STATED GOAL - Copy all the material below, exactly as it stands.

INFORMATION SUPPLIED -

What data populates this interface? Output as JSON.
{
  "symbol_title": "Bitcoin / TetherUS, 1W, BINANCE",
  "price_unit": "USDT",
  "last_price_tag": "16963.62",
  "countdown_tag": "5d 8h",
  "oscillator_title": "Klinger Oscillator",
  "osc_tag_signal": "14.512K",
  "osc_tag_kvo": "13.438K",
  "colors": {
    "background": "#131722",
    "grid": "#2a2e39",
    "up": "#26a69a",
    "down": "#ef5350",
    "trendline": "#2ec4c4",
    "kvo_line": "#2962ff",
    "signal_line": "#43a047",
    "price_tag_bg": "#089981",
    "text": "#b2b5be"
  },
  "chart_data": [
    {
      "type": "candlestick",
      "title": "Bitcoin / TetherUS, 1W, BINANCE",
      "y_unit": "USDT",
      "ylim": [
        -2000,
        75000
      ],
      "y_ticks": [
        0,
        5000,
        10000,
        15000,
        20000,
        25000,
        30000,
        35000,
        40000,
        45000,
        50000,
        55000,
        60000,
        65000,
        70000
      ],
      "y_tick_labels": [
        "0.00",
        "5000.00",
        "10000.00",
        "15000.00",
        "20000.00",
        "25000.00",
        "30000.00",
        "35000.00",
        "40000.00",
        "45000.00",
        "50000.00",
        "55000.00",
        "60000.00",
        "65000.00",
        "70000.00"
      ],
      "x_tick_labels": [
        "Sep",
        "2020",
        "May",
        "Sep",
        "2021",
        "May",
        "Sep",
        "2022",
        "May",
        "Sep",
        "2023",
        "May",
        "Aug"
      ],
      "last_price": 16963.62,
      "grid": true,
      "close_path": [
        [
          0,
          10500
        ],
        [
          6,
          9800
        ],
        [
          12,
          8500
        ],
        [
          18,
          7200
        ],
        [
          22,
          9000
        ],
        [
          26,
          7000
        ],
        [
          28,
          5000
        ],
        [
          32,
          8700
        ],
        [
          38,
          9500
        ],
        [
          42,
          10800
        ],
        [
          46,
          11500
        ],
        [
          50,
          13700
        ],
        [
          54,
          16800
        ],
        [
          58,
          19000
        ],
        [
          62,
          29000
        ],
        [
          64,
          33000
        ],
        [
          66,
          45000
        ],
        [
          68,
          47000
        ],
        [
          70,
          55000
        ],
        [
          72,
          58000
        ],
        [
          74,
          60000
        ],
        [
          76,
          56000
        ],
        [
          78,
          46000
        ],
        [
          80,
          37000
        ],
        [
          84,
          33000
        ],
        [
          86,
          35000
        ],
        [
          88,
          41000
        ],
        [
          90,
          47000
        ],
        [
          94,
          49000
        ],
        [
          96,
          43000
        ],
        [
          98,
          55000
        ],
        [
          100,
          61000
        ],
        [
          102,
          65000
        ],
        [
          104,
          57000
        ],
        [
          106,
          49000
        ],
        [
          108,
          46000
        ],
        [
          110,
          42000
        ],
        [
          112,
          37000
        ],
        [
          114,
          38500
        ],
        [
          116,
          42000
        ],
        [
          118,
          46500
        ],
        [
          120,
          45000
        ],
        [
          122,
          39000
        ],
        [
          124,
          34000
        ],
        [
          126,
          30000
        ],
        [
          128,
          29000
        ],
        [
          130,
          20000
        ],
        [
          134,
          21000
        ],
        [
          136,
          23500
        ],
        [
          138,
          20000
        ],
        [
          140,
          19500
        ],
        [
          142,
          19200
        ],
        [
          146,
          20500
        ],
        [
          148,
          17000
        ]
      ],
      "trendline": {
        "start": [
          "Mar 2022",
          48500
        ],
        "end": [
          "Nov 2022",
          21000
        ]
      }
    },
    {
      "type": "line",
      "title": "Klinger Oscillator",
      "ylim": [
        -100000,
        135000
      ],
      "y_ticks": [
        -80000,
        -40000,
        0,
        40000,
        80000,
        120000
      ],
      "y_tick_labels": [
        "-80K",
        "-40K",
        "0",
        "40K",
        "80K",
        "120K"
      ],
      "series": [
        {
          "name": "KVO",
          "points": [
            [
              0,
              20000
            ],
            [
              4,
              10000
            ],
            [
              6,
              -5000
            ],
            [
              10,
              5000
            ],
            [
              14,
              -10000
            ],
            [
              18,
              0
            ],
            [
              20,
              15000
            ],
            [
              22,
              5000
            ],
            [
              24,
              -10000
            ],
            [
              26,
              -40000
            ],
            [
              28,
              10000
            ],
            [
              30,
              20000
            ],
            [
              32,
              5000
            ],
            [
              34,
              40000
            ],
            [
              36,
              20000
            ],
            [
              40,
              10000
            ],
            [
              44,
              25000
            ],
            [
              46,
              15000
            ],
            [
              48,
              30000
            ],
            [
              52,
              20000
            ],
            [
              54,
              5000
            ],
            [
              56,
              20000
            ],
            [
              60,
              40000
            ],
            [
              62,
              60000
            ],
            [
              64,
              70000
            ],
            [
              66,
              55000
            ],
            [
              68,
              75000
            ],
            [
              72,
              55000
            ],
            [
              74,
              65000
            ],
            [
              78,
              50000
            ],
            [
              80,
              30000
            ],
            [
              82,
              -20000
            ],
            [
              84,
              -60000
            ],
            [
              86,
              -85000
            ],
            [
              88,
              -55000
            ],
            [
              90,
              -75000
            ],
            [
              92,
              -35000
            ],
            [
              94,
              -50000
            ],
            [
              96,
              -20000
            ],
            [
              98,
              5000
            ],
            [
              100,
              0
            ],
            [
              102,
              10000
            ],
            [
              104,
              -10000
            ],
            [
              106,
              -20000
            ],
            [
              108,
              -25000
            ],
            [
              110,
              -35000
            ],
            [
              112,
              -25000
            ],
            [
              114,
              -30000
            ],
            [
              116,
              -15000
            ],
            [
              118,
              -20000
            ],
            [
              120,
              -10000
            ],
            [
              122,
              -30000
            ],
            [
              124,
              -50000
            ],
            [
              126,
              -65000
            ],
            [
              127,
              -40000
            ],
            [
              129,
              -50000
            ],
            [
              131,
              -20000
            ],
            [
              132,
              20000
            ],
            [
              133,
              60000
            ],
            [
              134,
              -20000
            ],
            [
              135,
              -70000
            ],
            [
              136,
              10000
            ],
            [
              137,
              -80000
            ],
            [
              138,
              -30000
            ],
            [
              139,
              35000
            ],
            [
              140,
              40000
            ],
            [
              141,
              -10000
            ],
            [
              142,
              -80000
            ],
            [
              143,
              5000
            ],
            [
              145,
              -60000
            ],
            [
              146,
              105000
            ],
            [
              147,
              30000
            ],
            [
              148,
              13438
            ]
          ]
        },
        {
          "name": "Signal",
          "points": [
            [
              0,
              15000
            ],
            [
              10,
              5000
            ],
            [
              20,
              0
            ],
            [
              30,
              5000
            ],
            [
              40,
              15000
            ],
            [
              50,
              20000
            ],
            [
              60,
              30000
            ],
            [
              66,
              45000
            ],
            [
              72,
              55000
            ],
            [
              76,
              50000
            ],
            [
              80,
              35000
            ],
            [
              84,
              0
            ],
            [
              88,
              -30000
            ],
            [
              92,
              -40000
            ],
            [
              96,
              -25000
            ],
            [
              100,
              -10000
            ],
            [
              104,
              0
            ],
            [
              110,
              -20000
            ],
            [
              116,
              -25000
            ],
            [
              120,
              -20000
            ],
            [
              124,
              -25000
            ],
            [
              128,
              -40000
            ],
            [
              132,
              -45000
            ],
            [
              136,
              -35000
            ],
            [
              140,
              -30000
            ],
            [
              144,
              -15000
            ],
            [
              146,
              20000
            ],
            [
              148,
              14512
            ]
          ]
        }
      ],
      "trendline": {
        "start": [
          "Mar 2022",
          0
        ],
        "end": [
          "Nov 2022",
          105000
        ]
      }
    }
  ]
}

RESPONSE TO THIS TASK -
What data populates this interface? Output as JSON.
{
  "symbol_title": "Bitcoin / TetherUS, 1W, BINANCE",
  "price_unit": "USDT",
  "last_price_tag": "16963.62",
  "countdown_tag": "5d 8h",
  "oscillator_title": "Klinger Oscillator",
  "osc_tag_signal": "14.512K",
  "osc_tag_kvo": "13.438K",
  "colors": {
    "background": "#131722",
    "grid": "#2a2e39",
    "up": "#26a69a",
    "down": "#ef5350",
    "trendline": "#2ec4c4",
    "kvo_line": "#2962ff",
    "signal_line": "#43a047",
    "price_tag_bg": "#089981",
    "text": "#b2b5be"
  },
  "chart_data": [
    {
      "type": "candlestick",
      "title": "Bitcoin / TetherUS, 1W, BINANCE",
      "y_unit": "USDT",
      "ylim": [
        -2000,
        75000
      ],
      "y_ticks": [
        0,
        5000,
        10000,
        15000,
        20000,
        25000,
        30000,
        35000,
        40000,
        45000,
        50000,
        55000,
        60000,
        65000,
        70000
      ],
      "y_tick_labels": [
        "0.00",
        "5000.00",
        "10000.00",
        "15000.00",
        "20000.00",
        "25000.00",
        "30000.00",
        "35000.00",
        "40000.00",
        "45000.00",
        "50000.00",
        "55000.00",
        "60000.00",
        "65000.00",
        "70000.00"
      ],
      "x_tick_labels": [
        "Sep",
        "2020",
        "May",
        "Sep",
        "2021",
        "May",
        "Sep",
        "2022",
        "May",
        "Sep",
        "2023",
        "May",
        "Aug"
      ],
      "last_price": 16963.62,
      "grid": true,
      "close_path": [
        [
          0,
          10500
        ],
        [
          6,
          9800
        ],
        [
          12,
          8500
        ],
        [
          18,
          7200
        ],
        [
          22,
          9000
        ],
        [
          26,
          7000
        ],
        [
          28,
          5000
        ],
        [
          32,
          8700
        ],
        [
          38,
          9500
        ],
        [
          42,
          10800
        ],
        [
          46,
          11500
        ],
        [
          50,
          13700
        ],
        [
          54,
          16800
        ],
        [
          58,
          19000
        ],
        [
          62,
          29000
        ],
        [
          64,
          33000
        ],
        [
          66,
          45000
        ],
        [
          68,
          47000
        ],
        [
          70,
          55000
        ],
        [
          72,
          58000
        ],
        [
          74,
          60000
        ],
        [
          76,
          56000
        ],
        [
          78,
          46000
        ],
        [
          80,
          37000
        ],
        [
          84,
          33000
        ],
        [
          86,
          35000
        ],
        [
          88,
          41000
        ],
        [
          90,
          47000
        ],
        [
          94,
          49000
        ],
        [
          96,
          43000
        ],
        [
          98,
          55000
        ],
        [
          100,
          61000
        ],
        [
          102,
          65000
        ],
        [
          104,
          57000
        ],
        [
          106,
          49000
        ],
        [
          108,
          46000
        ],
        [
          110,
          42000
        ],
        [
          112,
          37000
        ],
        [
          114,
          38500
        ],
        [
          116,
          42000
        ],
        [
          118,
          46500
        ],
        [
          120,
          45000
        ],
        [
          122,
          39000
        ],
        [
          124,
          34000
        ],
        [
          126,
          30000
        ],
        [
          128,
          29000
        ],
        [
          130,
          20000
        ],
        [
          134,
          21000
        ],
        [
          136,
          23500
        ],
        [
          138,
          20000
        ],
        [
          140,
          19500
        ],
        [
          142,
          19200
        ],
        [
          146,
          20500
        ],
        [
          148,
          17000
        ]
      ],
      "trendline": {
        "start": [
          "Mar 2022",
          48500
        ],
        "end": [
          "Nov 2022",
          21000
        ]
      }
    },
    {
      "type": "line",
      "title": "Klinger Oscillator",
      "ylim": [
        -100000,
        135000
      ],
      "y_ticks": [
        -80000,
        -40000,
        0,
        40000,
        80000,
        120000
      ],
      "y_tick_labels": [
        "-80K",
        "-40K",
        "0",
        "40K",
        "80K",
        "120K"
      ],
      "series": [
        {
          "name": "KVO",
          "points": [
            [
              0,
              20000
            ],
            [
              4,
              10000
            ],
            [
              6,
              -5000
            ],
            [
              10,
              5000
            ],
            [
              14,
              -10000
            ],
            [
              18,
              0
            ],
            [
              20,
              15000
            ],
            [
              22,
              5000
            ],
            [
              24,
              -10000
            ],
            [
              26,
              -40000
            ],
            [
              28,
              10000
            ],
            [
              30,
              20000
            ],
            [
              32,
              5000
            ],
            [
              34,
              40000
            ],
            [
              36,
              20000
            ],
            [
              40,
              10000
            ],
            [
              44,
              25000
            ],
            [
              46,
              15000
            ],
            [
              48,
              30000
            ],
            [
              52,
              20000
            ],
            [
              54,
              5000
            ],
            [
              56,
              20000
            ],
            [
              60,
              40000
            ],
            [
              62,
              60000
            ],
            [
              64,
              70000
            ],
            [
              66,
              55000
            ],
            [
              68,
              75000
            ],
            [
              72,
              55000
            ],
            [
              74,
              65000
            ],
            [
              78,
              50000
            ],
            [
              80,
              30000
            ],
            [
              82,
              -20000
            ],
            [
              84,
              -60000
            ],
            [
              86,
              -85000
            ],
            [
              88,
              -55000
            ],
            [
              90,
              -75000
            ],
            [
              92,
              -35000
            ],
            [
              94,
              -50000
            ],
            [
              96,
              -20000
            ],
            [
              98,
              5000
            ],
            [
              100,
              0
            ],
            [
              102,
              10000
            ],
            [
              104,
              -10000
            ],
            [
              106,
              -20000
            ],
            [
              108,
              -25000
            ],
            [
              110,
              -35000
            ],
            [
              112,
              -25000
            ],
            [
              114,
              -30000
            ],
            [
              116,
              -15000
            ],
            [
              118,
              -20000
            ],
            [
              120,
              -10000
            ],
            [
              122,
              -30000
            ],
            [
              124,
              -50000
            ],
            [
              126,
              -65000
            ],
            [
              127,
              -40000
            ],
            [
              129,
              -50000
            ],
            [
              131,
              -20000
            ],
            [
              132,
              20000
            ],
            [
              133,
              60000
            ],
            [
              134,
              -20000
            ],
            [
              135,
              -70000
            ],
            [
              136,
              10000
            ],
            [
              137,
              -80000
            ],
            [
              138,
              -30000
            ],
            [
              139,
              35000
            ],
            [
              140,
              40000
            ],
            [
              141,
              -10000
            ],
            [
              142,
              -80000
            ],
            [
              143,
              5000
            ],
            [
              145,
              -60000
            ],
            [
              146,
              105000
            ],
            [
              147,
              30000
            ],
            [
              148,
              13438
            ]
          ]
        },
        {
          "name": "Signal",
          "points": [
            [
              0,
              15000
            ],
            [
              10,
              5000
            ],
            [
              20,
              0
            ],
            [
              30,
              5000
            ],
            [
              40,
              15000
            ],
            [
              50,
              20000
            ],
            [
              60,
              30000
            ],
            [
              66,
              45000
            ],
            [
              72,
              55000
            ],
            [
              76,
              50000
            ],
            [
              80,
              35000
            ],
            [
              84,
              0
            ],
            [
              88,
              -30000
            ],
            [
              92,
              -40000
            ],
            [
              96,
              -25000
            ],
            [
              100,
              -10000
            ],
            [
              104,
              0
            ],
            [
              110,
              -20000
            ],
            [
              116,
              -25000
            ],
            [
              120,
              -20000
            ],
            [
              124,
              -25000
            ],
            [
              128,
              -40000
            ],
            [
              132,
              -45000
            ],
            [
              136,
              -35000
            ],
            [
              140,
              -30000
            ],
            [
              144,
              -15000
            ],
            [
              146,
              20000
            ],
            [
              148,
              14512
            ]
          ]
        }
      ],
      "trendline": {
        "start": [
          "Mar 2022",
          0
        ],
        "end": [
          "Nov 2022",
          105000
        ]
      }
    }
  ]
}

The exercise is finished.